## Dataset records
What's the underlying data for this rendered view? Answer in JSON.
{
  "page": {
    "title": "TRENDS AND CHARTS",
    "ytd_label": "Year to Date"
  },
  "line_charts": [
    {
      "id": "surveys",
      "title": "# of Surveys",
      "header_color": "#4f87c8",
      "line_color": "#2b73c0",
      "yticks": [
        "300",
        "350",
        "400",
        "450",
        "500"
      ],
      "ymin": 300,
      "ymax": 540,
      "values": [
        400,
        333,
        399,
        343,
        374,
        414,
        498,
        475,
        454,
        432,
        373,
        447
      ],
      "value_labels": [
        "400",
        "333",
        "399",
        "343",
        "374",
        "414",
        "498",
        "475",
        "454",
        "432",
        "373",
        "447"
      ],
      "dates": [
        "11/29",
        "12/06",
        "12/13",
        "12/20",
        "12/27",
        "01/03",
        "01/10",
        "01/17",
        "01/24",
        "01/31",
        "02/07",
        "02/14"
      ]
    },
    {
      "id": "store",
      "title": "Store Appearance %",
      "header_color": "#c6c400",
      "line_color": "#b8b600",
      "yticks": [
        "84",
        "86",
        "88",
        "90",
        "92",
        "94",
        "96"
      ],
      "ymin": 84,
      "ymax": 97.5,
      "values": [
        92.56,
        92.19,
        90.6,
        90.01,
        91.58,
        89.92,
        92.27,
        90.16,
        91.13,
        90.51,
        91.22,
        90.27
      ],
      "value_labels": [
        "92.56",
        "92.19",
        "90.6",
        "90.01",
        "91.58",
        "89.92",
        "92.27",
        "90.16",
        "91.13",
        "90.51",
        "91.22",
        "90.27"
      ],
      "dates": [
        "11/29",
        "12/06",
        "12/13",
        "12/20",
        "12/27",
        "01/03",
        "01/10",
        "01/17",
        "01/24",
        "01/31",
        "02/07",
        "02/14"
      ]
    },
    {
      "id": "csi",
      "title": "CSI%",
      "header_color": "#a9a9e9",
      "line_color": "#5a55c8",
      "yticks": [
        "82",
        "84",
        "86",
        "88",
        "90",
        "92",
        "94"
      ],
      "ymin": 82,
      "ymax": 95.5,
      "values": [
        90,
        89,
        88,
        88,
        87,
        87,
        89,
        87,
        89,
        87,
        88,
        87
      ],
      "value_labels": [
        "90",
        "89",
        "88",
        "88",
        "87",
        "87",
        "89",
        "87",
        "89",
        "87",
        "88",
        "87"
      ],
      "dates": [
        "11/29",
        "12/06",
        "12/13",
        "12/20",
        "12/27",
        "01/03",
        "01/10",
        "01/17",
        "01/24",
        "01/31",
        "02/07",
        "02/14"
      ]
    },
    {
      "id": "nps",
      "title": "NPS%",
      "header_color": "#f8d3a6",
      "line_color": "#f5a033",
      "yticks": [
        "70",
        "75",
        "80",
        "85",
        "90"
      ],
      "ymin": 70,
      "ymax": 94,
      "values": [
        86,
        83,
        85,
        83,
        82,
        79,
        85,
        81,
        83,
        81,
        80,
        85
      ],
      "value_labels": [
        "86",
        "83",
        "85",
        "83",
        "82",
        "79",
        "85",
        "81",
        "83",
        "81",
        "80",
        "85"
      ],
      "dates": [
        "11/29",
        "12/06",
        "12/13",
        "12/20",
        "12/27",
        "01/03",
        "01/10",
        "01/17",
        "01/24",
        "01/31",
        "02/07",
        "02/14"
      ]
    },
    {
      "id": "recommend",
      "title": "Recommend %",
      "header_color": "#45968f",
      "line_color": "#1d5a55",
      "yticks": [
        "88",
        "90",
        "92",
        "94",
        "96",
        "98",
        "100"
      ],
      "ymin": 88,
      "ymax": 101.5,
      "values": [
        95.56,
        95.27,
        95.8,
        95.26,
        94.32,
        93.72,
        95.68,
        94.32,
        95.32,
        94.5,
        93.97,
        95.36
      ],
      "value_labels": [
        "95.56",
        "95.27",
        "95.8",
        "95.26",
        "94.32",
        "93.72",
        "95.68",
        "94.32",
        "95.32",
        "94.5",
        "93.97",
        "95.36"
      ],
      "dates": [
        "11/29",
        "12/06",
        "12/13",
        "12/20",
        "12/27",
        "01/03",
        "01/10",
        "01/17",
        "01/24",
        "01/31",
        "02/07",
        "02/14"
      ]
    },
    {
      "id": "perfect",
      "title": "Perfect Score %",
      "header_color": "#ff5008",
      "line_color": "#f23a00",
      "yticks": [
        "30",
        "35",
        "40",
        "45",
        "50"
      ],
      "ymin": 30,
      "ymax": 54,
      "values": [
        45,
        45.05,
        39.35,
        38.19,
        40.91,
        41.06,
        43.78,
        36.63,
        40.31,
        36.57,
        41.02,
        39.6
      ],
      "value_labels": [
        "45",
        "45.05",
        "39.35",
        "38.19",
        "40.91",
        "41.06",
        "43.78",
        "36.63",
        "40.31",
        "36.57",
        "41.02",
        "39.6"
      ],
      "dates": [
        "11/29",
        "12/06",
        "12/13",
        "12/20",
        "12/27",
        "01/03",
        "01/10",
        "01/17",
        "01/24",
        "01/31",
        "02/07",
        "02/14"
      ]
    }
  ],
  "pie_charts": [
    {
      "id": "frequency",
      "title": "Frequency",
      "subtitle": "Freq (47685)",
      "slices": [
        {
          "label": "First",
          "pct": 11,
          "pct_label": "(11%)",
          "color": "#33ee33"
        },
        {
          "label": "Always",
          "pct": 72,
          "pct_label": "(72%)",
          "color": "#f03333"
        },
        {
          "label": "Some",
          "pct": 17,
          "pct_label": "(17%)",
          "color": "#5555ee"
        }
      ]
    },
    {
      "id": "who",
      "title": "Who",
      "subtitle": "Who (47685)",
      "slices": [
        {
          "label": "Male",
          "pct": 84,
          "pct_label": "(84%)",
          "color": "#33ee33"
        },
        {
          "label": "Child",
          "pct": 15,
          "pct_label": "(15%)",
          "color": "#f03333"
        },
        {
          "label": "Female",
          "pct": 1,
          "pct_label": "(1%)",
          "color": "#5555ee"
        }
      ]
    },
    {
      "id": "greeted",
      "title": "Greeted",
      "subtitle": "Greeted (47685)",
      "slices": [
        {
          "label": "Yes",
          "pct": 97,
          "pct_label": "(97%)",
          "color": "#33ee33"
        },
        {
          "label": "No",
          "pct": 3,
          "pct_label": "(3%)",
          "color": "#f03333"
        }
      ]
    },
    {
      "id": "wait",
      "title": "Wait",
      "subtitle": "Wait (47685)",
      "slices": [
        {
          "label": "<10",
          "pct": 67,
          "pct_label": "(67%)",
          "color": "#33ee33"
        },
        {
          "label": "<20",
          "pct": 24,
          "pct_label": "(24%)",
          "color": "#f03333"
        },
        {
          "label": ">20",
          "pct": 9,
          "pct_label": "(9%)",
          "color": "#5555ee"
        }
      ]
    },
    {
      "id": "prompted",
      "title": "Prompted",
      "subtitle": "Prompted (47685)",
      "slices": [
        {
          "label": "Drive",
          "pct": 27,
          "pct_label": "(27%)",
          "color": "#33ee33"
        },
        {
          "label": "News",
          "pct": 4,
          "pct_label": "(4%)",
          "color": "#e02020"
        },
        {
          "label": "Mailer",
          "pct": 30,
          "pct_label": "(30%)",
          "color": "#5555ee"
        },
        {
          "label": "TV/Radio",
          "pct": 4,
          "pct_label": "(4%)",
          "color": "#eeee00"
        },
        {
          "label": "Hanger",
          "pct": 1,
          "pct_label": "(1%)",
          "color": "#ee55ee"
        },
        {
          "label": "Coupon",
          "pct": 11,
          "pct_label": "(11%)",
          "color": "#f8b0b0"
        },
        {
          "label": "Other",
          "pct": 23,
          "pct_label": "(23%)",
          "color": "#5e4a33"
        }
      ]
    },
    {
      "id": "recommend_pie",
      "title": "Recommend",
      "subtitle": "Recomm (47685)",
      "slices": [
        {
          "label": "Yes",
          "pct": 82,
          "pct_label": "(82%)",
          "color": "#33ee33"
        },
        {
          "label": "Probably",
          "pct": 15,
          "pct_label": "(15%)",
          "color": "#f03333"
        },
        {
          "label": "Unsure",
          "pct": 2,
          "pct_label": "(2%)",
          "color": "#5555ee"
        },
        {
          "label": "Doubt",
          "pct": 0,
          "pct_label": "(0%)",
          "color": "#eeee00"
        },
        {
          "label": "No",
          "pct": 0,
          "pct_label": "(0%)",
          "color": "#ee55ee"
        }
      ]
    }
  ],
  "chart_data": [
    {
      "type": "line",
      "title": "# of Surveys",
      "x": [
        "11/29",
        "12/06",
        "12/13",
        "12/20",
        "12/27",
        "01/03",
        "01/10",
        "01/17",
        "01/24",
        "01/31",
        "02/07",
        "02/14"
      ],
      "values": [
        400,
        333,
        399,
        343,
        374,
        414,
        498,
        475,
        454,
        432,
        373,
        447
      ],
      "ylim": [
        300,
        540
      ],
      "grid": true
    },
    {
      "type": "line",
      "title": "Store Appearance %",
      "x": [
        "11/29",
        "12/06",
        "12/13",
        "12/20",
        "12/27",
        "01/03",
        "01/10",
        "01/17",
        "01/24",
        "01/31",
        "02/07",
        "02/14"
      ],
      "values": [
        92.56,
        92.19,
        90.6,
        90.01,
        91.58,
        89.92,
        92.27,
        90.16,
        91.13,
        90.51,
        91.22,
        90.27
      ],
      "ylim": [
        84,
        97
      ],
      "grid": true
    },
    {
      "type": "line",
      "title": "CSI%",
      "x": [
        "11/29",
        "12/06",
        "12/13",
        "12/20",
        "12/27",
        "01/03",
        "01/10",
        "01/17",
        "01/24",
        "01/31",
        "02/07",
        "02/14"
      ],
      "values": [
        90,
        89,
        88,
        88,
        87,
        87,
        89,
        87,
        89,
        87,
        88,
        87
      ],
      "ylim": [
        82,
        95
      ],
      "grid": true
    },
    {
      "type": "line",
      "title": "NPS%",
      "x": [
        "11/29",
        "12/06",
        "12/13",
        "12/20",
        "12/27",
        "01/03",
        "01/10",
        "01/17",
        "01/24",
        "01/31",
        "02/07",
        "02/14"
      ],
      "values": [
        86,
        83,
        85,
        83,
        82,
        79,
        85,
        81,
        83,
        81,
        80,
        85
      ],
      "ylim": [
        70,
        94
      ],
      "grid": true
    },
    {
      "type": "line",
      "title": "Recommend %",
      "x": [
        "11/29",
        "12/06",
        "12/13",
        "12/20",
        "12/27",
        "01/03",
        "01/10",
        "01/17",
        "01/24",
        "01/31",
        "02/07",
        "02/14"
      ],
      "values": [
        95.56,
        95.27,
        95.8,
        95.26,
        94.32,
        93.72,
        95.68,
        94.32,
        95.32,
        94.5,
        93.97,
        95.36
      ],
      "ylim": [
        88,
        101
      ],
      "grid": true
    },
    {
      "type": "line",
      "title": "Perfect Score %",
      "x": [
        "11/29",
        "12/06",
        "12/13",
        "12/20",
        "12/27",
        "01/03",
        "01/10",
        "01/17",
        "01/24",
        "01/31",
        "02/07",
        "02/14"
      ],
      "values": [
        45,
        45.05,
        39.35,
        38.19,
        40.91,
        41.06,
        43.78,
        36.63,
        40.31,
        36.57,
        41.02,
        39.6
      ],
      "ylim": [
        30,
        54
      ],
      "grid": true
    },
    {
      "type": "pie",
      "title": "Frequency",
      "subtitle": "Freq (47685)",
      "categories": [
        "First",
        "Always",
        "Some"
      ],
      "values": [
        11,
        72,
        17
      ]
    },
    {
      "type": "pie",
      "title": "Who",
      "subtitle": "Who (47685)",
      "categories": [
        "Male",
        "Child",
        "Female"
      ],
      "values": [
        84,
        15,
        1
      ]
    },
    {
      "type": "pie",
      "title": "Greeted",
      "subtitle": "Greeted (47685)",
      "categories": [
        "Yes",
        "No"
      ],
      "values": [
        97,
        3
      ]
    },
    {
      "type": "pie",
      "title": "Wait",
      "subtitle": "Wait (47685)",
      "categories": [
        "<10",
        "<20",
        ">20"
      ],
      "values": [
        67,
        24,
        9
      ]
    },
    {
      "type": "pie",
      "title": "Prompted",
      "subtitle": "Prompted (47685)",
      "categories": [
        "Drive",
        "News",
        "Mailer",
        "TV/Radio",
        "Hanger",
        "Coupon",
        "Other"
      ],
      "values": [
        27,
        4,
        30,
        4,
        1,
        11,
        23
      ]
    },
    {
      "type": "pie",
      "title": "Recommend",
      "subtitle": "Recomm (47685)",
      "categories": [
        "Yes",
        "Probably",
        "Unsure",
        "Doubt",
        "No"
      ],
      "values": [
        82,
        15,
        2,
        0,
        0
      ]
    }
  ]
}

## What you should do
Search the data for the string "ymin" and copy each line where it appears.

## The solution
      "ymin": 300,
      "ymin": 84,
      "ymin": 82,
      "ymin": 70,
      "ymin": 88,
      "ymin": 30,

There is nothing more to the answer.